Description of the task:
Return each line holding the string "Options".

******************************

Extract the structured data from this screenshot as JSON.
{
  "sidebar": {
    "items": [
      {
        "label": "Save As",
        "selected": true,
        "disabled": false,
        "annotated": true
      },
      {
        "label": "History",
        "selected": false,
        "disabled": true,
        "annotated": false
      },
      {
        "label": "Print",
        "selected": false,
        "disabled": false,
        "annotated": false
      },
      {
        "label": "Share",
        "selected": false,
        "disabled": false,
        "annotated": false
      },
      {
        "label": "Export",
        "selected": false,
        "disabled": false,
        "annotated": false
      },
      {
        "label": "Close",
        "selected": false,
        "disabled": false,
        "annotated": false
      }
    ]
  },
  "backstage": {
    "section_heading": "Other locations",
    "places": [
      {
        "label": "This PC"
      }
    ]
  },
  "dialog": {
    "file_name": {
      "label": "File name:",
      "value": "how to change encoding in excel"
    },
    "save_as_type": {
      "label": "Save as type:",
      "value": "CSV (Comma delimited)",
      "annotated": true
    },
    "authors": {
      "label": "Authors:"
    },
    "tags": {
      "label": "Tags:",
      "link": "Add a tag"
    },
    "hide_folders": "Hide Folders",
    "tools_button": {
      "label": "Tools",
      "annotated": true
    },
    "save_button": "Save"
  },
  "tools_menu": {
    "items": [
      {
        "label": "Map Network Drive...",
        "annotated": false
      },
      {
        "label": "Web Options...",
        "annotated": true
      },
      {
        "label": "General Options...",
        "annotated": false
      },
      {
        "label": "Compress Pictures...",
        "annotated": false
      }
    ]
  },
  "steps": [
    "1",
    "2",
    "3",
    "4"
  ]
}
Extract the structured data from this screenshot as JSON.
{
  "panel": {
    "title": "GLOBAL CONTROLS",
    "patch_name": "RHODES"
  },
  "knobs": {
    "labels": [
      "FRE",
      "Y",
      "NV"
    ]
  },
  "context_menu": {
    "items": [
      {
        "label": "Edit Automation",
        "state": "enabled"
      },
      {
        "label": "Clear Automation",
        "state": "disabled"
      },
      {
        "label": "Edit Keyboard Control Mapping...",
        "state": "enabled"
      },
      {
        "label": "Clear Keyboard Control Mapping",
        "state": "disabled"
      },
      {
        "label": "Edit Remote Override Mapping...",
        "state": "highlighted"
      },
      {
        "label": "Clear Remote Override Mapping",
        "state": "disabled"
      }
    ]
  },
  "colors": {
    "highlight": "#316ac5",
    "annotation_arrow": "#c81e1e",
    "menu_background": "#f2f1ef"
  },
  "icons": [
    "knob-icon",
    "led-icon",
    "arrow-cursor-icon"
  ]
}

******************************

Complete answer:
        "label": "Web Options...",
        "label": "General Options...",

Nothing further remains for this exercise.